┌─ The data

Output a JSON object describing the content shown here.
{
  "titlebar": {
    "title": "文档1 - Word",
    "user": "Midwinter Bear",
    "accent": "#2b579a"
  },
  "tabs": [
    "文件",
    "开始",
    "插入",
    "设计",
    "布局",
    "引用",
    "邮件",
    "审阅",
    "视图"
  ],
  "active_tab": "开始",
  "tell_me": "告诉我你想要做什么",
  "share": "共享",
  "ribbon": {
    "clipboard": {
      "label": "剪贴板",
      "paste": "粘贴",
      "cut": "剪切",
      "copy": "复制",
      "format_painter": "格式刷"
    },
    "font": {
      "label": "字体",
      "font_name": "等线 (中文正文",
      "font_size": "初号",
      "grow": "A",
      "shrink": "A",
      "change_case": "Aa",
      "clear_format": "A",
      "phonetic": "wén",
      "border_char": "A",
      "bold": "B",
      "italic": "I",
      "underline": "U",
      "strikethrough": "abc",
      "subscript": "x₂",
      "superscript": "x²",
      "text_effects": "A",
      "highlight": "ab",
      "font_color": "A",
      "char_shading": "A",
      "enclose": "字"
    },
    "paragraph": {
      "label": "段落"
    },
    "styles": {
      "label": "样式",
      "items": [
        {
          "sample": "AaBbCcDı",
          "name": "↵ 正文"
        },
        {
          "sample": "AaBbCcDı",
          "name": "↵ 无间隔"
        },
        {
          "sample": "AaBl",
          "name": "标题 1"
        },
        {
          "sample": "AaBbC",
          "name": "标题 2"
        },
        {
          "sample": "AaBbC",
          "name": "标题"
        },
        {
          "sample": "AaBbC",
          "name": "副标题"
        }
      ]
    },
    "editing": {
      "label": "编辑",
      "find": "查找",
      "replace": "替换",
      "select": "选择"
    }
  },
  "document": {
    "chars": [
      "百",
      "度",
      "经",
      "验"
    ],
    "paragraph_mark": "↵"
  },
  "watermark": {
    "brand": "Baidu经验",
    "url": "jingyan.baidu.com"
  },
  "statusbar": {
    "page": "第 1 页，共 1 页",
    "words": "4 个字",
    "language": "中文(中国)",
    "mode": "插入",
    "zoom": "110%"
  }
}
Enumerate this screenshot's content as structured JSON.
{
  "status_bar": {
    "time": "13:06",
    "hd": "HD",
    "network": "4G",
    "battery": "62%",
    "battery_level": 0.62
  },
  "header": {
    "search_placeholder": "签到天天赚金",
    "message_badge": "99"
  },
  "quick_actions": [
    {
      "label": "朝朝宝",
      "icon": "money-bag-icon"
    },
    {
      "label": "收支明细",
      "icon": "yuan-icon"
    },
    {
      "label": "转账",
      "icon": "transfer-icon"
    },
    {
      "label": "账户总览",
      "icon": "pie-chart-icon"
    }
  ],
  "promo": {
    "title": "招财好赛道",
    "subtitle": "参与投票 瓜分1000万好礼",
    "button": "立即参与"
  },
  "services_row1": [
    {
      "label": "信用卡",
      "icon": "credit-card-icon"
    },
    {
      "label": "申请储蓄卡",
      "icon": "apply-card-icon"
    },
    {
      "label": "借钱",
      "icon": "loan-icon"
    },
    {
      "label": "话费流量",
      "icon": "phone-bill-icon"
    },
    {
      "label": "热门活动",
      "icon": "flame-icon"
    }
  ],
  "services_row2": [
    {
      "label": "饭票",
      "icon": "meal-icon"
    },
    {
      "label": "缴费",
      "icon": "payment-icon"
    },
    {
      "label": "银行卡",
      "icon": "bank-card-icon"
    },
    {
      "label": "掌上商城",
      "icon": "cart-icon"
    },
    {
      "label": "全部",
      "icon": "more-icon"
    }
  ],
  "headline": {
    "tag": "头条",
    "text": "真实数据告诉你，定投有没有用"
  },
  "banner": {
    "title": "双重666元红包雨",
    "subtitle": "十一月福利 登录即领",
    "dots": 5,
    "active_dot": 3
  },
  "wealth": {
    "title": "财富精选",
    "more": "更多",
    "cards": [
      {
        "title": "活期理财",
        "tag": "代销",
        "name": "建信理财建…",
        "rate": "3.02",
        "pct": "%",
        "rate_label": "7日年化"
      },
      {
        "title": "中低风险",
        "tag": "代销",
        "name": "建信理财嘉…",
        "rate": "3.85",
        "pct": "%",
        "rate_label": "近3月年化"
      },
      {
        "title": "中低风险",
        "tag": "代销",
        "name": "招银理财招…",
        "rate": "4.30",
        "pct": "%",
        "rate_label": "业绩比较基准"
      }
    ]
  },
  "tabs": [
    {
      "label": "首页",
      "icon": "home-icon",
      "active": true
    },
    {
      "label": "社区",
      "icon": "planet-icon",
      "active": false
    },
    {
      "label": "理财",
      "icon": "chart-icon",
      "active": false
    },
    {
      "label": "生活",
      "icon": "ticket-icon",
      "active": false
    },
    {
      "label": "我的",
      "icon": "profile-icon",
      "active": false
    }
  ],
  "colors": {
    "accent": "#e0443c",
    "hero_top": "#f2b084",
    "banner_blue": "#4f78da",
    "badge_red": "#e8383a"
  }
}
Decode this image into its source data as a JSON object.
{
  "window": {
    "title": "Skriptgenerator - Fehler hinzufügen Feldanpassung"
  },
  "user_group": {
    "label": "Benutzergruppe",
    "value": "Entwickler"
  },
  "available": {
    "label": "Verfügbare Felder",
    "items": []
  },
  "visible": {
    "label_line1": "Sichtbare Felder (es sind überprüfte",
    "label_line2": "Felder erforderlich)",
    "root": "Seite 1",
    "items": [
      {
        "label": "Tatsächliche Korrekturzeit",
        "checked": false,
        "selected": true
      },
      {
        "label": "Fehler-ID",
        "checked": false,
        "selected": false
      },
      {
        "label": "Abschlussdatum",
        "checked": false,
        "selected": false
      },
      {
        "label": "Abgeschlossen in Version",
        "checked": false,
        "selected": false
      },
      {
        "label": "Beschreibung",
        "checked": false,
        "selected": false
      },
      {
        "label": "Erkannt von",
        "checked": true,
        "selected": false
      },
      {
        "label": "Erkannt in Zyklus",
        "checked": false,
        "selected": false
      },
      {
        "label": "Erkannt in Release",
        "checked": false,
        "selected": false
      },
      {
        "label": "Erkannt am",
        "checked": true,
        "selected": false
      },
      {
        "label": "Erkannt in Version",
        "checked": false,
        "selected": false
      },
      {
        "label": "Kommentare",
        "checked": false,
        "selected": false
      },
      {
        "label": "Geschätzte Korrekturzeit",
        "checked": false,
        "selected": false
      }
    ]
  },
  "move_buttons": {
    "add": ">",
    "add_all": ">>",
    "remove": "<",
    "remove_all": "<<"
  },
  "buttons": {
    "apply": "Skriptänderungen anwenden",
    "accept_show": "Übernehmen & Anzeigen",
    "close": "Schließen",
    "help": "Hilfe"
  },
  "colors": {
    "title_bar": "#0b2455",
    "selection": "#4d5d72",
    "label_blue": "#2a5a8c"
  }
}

└─

▶ Short task
Copy out each line exactly as written.

▶ Expected answer
Output a JSON object describing the content shown here.
{
  "titlebar": {
    "title": "文档1 - Word",
    "user": "Midwinter Bear",
    "accent": "#2b579a"
  },
  "tabs": [
    "文件",
    "开始",
    "插入",
    "设计",
    "布局",
    "引用",
    "邮件",
    "审阅",
    "视图"
  ],
  "active_tab": "开始",
  "tell_me": "告诉我你想要做什么",
  "share": "共享",
  "ribbon": {
    "clipboard": {
      "label": "剪贴板",
      "paste": "粘贴",
      "cut": "剪切",
      "copy": "复制",
      "format_painter": "格式刷"
    },
    "font": {
      "label": "字体",
      "font_name": "等线 (中文正文",
      "font_size": "初号",
      "grow": "A",
      "shrink": "A",
      "change_case": "Aa",
      "clear_format": "A",
      "phonetic": "wén",
      "border_char": "A",
      "bold": "B",
      "italic": "I",
      "underline": "U",
      "strikethrough": "abc",
      "subscript": "x₂",
      "superscript": "x²",
      "text_effects": "A",
      "highlight": "ab",
      "font_color": "A",
      "char_shading": "A",
      "enclose": "字"
    },
    "paragraph": {
      "label": "段落"
    },
    "styles": {
      "label": "样式",
      "items": [
        {
          "sample": "AaBbCcDı",
          "name": "↵ 正文"
        },
        {
          "sample": "AaBbCcDı",
          "name": "↵ 无间隔"
        },
        {
          "sample": "AaBl",
          "name": "标题 1"
        },
        {
          "sample": "AaBbC",
          "name": "标题 2"
        },
        {
          "sample": "AaBbC",
          "name": "标题"
        },
        {
          "sample": "AaBbC",
          "name": "副标题"
        }
      ]
    },
    "editing": {
      "label": "编辑",
      "find": "查找",
      "replace": "替换",
      "select": "选择"
    }
  },
  "document": {
    "chars": [
      "百",
      "度",
      "经",
      "验"
    ],
    "paragraph_mark": "↵"
  },
  "watermark": {
    "brand": "Baidu经验",
    "url": "jingyan.baidu.com"
  },
  "statusbar": {
    "page": "第 1 页，共 1 页",
    "words": "4 个字",
    "language": "中文(中国)",
    "mode": "插入",
    "zoom": "110%"
  }
}
Enumerate this screenshot's content as structured JSON.
{
  "status_bar": {
    "time": "13:06",
    "hd": "HD",
    "network": "4G",
    "battery": "62%",
    "battery_level": 0.62
  },
  "header": {
    "search_placeholder": "签到天天赚金",
    "message_badge": "99"
  },
  "quick_actions": [
    {
      "label": "朝朝宝",
      "icon": "money-bag-icon"
    },
    {
      "label": "收支明细",
      "icon": "yuan-icon"
    },
    {
      "label": "转账",
      "icon": "transfer-icon"
    },
    {
      "label": "账户总览",
      "icon": "pie-chart-icon"
    }
  ],
  "promo": {
    "title": "招财好赛道",
    "subtitle": "参与投票 瓜分1000万好礼",
    "button": "立即参与"
  },
  "services_row1": [
    {
      "label": "信用卡",
      "icon": "credit-card-icon"
    },
    {
      "label": "申请储蓄卡",
      "icon": "apply-card-icon"
    },
    {
      "label": "借钱",
      "icon": "loan-icon"
    },
    {
      "label": "话费流量",
      "icon": "phone-bill-icon"
    },
    {
      "label": "热门活动",
      "icon": "flame-icon"
    }
  ],
  "services_row2": [
    {
      "label": "饭票",
      "icon": "meal-icon"
    },
    {
      "label": "缴费",
      "icon": "payment-icon"
    },
    {
      "label": "银行卡",
      "icon": "bank-card-icon"
    },
    {
      "label": "掌上商城",
      "icon": "cart-icon"
    },
    {
      "label": "全部",
      "icon": "more-icon"
    }
  ],
  "headline": {
    "tag": "头条",
    "text": "真实数据告诉你，定投有没有用"
  },
  "banner": {
    "title": "双重666元红包雨",
    "subtitle": "十一月福利 登录即领",
    "dots": 5,
    "active_dot": 3
  },
  "wealth": {
    "title": "财富精选",
    "more": "更多",
    "cards": [
      {
        "title": "活期理财",
        "tag": "代销",
        "name": "建信理财建…",
        "rate": "3.02",
        "pct": "%",
        "rate_label": "7日年化"
      },
      {
        "title": "中低风险",
        "tag": "代销",
        "name": "建信理财嘉…",
        "rate": "3.85",
        "pct": "%",
        "rate_label": "近3月年化"
      },
      {
        "title": "中低风险",
        "tag": "代销",
        "name": "招银理财招…",
        "rate": "4.30",
        "pct": "%",
        "rate_label": "业绩比较基准"
      }
    ]
  },
  "tabs": [
    {
      "label": "首页",
      "icon": "home-icon",
      "active": true
    },
    {
      "label": "社区",
      "icon": "planet-icon",
      "active": false
    },
    {
      "label": "理财",
      "icon": "chart-icon",
      "active": false
    },
    {
      "label": "生活",
      "icon": "ticket-icon",
      "active": false
    },
    {
      "label": "我的",
      "icon": "profile-icon",
      "active": false
    }
  ],
  "colors": {
    "accent": "#e0443c",
    "hero_top": "#f2b084",
    "banner_blue": "#4f78da",
    "badge_red": "#e8383a"
  }
}
Decode this image into its source data as a JSON object.
{
  "window": {
    "title": "Skriptgenerator - Fehler hinzufügen Feldanpassung"
  },
  "user_group": {
    "label": "Benutzergruppe",
    "value": "Entwickler"
  },
  "available": {
    "label": "Verfügbare Felder",
    "items": []
  },
  "visible": {
    "label_line1": "Sichtbare Felder (es sind überprüfte",
    "label_line2": "Felder erforderlich)",
    "root": "Seite 1",
    "items": [
      {
        "label": "Tatsächliche Korrekturzeit",
        "checked": false,
        "selected": true
      },
      {
        "label": "Fehler-ID",
        "checked": false,
        "selected": false
      },
      {
        "label": "Abschlussdatum",
        "checked": false,
        "selected": false
      },
      {
        "label": "Abgeschlossen in Version",
        "checked": false,
        "selected": false
      },
      {
        "label": "Beschreibung",
        "checked": false,
        "selected": false
      },
      {
        "label": "Erkannt von",
        "checked": true,
        "selected": false
      },
      {
        "label": "Erkannt in Zyklus",
        "checked": false,
        "selected": false
      },
      {
        "label": "Erkannt in Release",
        "checked": false,
        "selected": false
      },
      {
        "label": "Erkannt am",
        "checked": true,
        "selected": false
      },
      {
        "label": "Erkannt in Version",
        "checked": false,
        "selected": false
      },
      {
        "label": "Kommentare",
        "checked": false,
        "selected": false
      },
      {
        "label": "Geschätzte Korrekturzeit",
        "checked": false,
        "selected": false
      }
    ]
  },
  "move_buttons": {
    "add": ">",
    "add_all": ">>",
    "remove": "<",
    "remove_all": "<<"
  },
  "buttons": {
    "apply": "Skriptänderungen anwenden",
    "accept_show": "Übernehmen & Anzeigen",
    "close": "Schließen",
    "help": "Hilfe"
  },
  "colors": {
    "title_bar": "#0b2455",
    "selection": "#4d5d72",
    "label_blue": "#2a5a8c"
  }
}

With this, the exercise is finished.